» Direction
In the material below, the lines containing the word "NOAA" are required; copy each of them.

» Records
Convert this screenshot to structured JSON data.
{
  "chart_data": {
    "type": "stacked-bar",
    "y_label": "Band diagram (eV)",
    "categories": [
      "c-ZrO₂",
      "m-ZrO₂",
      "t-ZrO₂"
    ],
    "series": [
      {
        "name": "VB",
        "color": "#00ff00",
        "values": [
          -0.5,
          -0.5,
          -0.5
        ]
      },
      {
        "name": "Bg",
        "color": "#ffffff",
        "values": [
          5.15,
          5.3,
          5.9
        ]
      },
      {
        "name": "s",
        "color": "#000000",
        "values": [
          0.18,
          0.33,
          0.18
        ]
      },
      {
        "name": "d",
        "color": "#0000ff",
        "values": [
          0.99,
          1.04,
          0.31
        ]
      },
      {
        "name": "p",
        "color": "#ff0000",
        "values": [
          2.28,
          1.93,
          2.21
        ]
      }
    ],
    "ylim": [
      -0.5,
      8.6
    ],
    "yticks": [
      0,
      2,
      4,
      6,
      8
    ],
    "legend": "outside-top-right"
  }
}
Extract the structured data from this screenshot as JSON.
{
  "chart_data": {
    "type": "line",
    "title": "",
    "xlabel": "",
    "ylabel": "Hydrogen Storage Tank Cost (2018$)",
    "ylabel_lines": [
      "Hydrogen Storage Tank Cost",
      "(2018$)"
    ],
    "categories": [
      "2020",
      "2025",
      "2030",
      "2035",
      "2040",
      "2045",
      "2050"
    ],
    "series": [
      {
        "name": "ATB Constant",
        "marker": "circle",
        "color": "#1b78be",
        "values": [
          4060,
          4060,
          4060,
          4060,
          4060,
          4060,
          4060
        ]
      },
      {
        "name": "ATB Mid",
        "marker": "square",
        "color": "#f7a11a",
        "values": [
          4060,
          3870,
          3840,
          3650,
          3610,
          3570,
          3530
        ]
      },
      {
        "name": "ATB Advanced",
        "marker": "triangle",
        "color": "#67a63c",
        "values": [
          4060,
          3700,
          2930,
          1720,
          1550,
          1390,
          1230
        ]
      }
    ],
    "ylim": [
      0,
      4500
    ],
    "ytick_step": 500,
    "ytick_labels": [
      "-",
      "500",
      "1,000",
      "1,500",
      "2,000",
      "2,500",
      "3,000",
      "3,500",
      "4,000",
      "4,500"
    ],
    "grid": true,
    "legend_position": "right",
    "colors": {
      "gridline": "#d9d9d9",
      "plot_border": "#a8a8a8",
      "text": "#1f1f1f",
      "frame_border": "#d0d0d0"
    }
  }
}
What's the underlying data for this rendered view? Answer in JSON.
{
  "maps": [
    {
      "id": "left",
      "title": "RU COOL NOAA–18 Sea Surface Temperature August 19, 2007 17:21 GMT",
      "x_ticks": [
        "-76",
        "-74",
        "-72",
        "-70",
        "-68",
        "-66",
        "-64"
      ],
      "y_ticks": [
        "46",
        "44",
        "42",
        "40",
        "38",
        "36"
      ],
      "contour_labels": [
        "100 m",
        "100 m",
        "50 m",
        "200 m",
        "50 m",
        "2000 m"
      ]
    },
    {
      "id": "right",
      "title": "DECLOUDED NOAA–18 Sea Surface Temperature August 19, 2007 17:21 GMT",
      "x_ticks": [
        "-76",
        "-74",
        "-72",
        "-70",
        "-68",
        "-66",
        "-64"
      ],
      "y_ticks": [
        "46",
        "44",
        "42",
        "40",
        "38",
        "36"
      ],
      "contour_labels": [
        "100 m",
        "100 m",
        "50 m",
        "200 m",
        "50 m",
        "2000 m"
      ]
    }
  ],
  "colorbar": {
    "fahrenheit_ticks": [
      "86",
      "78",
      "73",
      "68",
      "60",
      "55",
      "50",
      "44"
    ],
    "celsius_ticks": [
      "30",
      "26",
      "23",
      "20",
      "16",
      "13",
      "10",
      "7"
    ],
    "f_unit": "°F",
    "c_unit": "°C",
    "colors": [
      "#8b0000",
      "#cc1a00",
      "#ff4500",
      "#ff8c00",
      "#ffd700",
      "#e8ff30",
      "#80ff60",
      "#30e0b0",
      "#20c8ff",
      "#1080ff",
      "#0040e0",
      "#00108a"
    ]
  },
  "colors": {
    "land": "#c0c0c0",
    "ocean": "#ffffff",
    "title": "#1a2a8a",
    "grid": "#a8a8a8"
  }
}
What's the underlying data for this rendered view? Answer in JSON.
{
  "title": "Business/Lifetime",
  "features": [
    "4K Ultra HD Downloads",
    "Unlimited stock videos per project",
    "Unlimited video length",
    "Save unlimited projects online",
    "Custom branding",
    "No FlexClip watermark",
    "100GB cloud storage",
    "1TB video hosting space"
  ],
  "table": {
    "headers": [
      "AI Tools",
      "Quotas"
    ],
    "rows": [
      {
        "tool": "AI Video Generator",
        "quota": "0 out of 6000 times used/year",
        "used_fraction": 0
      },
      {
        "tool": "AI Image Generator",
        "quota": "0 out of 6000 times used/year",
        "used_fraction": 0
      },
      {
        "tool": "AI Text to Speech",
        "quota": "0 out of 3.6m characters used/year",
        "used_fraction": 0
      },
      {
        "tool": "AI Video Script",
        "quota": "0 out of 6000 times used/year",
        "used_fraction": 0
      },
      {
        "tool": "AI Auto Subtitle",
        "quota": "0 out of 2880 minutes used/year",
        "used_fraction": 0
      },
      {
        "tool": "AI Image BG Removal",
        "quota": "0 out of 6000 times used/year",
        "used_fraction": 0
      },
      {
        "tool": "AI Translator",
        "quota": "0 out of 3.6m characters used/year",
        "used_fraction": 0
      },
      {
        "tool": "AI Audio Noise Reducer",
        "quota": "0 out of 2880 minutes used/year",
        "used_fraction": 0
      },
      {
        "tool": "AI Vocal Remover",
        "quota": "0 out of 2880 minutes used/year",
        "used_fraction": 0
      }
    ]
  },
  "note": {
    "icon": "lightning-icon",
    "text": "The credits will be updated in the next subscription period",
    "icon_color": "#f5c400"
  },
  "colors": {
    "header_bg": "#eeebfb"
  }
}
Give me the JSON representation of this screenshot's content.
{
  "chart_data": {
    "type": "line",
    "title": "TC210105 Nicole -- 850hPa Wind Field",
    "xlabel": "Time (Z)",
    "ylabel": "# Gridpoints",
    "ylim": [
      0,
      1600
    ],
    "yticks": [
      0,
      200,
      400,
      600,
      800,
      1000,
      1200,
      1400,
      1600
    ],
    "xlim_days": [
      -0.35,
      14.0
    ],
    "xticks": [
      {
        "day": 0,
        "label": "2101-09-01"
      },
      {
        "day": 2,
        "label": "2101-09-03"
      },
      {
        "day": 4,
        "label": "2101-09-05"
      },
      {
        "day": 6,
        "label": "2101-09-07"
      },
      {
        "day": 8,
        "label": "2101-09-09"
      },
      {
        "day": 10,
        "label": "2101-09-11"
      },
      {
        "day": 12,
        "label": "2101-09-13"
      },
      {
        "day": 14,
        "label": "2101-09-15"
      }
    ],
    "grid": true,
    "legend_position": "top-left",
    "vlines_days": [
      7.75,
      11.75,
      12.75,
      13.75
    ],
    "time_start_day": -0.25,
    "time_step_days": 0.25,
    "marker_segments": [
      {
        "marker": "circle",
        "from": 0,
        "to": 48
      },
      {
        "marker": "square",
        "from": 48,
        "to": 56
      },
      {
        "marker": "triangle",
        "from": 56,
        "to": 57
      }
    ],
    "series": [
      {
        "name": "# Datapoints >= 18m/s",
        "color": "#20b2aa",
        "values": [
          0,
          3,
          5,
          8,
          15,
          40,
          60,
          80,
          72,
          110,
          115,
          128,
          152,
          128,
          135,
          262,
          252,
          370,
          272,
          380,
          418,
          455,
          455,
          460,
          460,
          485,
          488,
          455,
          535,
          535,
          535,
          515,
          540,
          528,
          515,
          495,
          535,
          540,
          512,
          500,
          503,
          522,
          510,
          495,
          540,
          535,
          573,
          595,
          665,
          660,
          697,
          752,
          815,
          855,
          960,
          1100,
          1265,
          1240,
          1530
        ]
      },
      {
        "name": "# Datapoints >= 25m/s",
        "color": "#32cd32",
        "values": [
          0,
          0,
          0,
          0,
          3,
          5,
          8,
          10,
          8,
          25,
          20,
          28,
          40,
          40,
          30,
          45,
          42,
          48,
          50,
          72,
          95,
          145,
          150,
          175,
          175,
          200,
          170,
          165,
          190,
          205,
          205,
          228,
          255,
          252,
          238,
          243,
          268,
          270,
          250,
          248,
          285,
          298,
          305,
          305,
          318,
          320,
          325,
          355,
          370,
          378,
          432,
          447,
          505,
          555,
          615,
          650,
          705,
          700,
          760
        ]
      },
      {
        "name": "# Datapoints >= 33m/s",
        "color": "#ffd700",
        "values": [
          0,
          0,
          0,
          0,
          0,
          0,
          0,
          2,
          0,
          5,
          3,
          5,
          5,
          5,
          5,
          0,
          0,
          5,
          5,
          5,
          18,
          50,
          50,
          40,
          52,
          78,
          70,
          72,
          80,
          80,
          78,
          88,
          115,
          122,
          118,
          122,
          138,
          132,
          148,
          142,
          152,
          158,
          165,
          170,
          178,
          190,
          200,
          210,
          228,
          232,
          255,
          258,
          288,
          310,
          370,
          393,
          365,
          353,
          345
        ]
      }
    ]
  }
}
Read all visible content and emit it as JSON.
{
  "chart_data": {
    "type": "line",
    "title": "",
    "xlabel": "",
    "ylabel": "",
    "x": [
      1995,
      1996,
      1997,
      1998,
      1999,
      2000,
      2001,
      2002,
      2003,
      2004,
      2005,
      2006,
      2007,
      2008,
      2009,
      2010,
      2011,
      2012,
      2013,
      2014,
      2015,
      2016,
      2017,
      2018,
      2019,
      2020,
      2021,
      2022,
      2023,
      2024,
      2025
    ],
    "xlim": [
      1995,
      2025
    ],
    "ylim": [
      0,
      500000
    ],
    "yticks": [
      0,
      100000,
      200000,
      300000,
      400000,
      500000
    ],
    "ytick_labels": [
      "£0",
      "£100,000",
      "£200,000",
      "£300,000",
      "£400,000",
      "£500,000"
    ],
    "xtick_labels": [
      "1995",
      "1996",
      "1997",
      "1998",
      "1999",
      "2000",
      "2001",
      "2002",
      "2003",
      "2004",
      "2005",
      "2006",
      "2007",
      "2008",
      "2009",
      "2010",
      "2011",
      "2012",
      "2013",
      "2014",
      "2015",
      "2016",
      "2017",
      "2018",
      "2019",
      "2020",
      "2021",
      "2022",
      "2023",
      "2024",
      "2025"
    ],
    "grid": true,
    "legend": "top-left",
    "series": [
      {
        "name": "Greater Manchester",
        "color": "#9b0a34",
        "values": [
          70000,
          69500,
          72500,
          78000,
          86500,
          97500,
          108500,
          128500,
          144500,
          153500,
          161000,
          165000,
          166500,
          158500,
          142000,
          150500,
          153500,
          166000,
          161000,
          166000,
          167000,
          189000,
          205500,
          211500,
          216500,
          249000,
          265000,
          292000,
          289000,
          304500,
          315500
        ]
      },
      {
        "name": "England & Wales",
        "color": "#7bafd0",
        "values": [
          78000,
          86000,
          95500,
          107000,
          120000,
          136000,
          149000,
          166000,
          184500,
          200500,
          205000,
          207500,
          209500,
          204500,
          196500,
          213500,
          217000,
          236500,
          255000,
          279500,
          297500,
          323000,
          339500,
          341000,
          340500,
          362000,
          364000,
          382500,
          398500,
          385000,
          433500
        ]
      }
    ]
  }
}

» Solution to this problem
      "title": "RU COOL NOAA–18 Sea Surface Temperature August 19, 2007 17:21 GMT",
      "title": "DECLOUDED NOAA–18 Sea Surface Temperature August 19, 2007 17:21 GMT",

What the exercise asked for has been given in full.